[Entries taken from a collection]
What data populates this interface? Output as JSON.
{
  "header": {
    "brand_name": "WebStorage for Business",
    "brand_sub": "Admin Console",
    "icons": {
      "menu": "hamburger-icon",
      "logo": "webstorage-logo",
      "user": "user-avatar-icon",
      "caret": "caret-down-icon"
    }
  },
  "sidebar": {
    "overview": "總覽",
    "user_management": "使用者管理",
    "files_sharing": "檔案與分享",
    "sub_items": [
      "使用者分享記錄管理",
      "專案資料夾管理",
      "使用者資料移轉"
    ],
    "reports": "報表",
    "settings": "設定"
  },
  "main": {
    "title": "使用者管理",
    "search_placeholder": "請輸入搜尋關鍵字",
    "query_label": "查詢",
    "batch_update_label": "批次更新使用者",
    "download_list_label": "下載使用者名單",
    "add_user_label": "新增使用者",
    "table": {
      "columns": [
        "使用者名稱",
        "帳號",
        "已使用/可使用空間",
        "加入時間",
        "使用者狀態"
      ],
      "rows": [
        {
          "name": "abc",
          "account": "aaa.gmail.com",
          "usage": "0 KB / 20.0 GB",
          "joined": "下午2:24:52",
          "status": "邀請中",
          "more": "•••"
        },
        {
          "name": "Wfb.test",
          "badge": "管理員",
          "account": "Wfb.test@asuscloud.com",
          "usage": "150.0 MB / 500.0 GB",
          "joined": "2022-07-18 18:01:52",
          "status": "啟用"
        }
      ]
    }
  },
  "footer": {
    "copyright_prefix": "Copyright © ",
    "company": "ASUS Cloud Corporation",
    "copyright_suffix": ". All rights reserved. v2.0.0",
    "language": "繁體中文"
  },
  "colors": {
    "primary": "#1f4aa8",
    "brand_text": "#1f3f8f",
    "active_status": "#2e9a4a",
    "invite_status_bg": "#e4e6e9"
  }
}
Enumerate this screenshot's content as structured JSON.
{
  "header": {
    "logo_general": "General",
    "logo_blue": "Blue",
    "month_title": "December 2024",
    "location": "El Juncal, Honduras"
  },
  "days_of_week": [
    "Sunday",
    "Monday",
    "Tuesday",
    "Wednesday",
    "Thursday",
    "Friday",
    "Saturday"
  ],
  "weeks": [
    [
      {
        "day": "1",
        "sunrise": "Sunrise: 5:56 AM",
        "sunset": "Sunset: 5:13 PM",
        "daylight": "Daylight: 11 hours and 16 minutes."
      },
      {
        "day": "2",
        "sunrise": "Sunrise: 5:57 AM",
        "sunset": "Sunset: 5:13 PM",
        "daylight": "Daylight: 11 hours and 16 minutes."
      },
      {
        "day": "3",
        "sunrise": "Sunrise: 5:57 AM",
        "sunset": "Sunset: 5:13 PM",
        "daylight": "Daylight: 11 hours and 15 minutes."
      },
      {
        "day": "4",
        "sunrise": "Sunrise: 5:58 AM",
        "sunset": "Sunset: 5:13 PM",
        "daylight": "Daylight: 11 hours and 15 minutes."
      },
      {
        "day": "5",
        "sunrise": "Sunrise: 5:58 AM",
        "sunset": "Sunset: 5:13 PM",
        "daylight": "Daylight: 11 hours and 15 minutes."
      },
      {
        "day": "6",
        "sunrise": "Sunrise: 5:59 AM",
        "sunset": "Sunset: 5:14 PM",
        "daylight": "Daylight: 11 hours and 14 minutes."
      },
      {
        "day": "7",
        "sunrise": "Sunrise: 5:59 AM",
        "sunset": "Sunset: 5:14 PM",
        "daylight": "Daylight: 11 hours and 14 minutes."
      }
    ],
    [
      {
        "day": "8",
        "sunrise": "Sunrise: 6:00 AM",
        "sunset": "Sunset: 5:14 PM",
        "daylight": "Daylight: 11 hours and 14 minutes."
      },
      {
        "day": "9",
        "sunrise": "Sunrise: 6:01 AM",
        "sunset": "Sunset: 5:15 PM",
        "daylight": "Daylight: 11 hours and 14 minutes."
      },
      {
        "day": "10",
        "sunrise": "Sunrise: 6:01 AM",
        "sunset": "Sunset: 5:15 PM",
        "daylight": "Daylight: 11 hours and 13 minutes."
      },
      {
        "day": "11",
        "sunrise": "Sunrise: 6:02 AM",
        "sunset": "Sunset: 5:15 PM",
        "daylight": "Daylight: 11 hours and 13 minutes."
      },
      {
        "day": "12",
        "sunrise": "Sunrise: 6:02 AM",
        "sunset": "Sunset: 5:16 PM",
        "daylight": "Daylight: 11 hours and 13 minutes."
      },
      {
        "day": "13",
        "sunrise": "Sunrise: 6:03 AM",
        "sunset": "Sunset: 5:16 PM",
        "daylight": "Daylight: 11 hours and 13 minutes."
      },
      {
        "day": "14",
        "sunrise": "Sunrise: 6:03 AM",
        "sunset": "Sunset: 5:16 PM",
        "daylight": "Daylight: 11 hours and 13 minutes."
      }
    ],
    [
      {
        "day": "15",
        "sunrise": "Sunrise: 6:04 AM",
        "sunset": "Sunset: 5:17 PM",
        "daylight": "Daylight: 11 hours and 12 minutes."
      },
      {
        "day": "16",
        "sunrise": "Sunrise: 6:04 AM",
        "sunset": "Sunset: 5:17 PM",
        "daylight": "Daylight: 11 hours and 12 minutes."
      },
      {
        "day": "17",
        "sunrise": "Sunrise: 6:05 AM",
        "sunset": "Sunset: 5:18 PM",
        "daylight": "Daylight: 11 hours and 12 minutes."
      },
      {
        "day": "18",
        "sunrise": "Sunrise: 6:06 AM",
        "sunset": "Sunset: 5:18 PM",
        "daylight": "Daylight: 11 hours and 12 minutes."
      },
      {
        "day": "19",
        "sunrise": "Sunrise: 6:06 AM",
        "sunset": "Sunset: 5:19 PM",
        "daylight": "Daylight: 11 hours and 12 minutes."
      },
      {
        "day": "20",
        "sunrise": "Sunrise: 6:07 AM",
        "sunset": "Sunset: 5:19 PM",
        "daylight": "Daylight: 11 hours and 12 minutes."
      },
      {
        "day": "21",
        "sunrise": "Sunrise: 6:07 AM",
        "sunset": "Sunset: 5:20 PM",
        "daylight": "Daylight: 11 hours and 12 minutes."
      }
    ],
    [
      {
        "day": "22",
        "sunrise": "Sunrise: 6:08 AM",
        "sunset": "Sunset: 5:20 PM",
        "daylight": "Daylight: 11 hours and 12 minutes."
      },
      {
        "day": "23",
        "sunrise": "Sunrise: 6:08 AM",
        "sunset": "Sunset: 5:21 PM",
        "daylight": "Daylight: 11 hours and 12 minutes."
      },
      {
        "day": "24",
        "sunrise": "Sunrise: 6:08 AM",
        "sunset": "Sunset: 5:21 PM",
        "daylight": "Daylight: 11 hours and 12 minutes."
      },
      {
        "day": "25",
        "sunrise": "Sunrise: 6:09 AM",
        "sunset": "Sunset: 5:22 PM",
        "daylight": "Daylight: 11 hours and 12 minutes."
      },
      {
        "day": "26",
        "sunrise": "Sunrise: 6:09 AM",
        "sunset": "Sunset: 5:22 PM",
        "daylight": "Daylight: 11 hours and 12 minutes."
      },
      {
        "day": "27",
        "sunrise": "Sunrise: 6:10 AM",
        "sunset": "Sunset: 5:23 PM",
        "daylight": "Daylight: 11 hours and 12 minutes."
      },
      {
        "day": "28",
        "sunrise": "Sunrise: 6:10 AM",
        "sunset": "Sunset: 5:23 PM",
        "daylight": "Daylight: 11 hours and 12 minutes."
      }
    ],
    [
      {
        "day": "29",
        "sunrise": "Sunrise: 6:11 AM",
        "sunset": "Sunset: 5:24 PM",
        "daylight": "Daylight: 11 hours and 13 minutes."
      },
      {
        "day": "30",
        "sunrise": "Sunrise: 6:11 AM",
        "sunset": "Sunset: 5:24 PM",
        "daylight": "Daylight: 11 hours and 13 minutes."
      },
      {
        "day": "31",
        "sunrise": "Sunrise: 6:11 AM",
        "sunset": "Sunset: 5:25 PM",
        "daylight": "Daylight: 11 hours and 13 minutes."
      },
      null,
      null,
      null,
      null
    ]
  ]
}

→ Stated problem
From the data above, count the lines where "this" occurs and give that figure and nothing else.

→ Expected output
2